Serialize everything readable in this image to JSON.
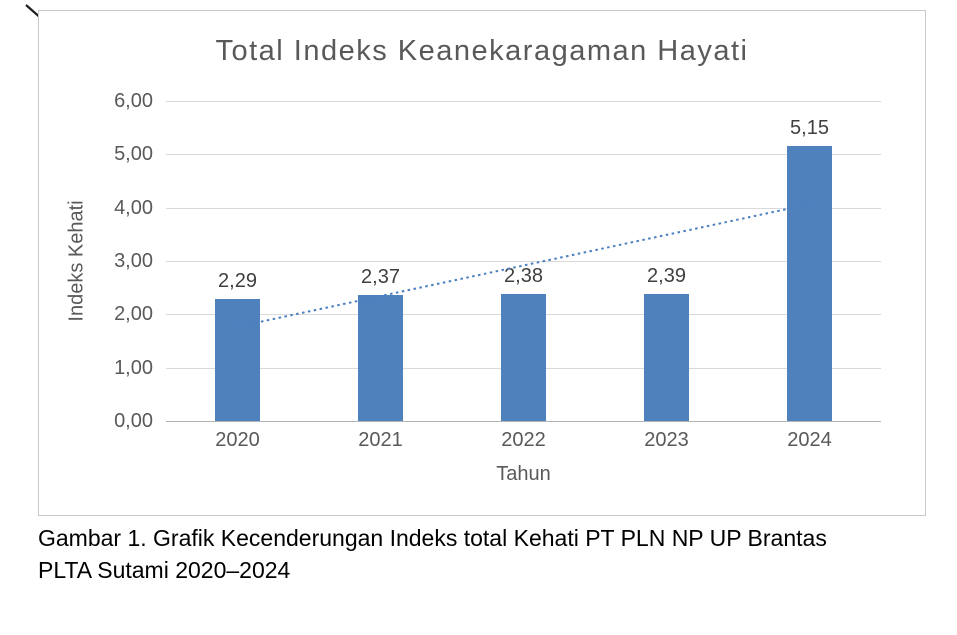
{
  "figure": {
    "caption_lines": [
      "Gambar 1. Grafik Kecenderungan Indeks total Kehati PT PLN NP UP Brantas",
      "PLTA Sutami 2020–2024"
    ]
  },
  "chart_data": {
    "type": "bar",
    "title": "Total Indeks Keanekaragaman Hayati",
    "xlabel": "Tahun",
    "ylabel": "Indeks Kehati",
    "categories": [
      "2020",
      "2021",
      "2022",
      "2023",
      "2024"
    ],
    "values": [
      2.29,
      2.37,
      2.38,
      2.39,
      5.15
    ],
    "value_labels": [
      "2,29",
      "2,37",
      "2,38",
      "2,39",
      "5,15"
    ],
    "y_ticks": [
      "6,00",
      "5,00",
      "4,00",
      "3,00",
      "2,00",
      "1,00",
      "0,00"
    ],
    "ylim": [
      0,
      6
    ],
    "grid": true,
    "legend": "none",
    "bar_color": "#4f81bd",
    "trendline": {
      "style": "dotted",
      "color": "#4a7ebf"
    }
  }
}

> **WHAT YOU HAVE TO DO**:
Filter lines by "Kehati" and return each hit.

> **COMPLETE OUTPUT**:
      "Gambar 1. Grafik Kecenderungan Indeks total Kehati PT PLN NP UP Brantas",
    "ylabel": "Indeks Kehati",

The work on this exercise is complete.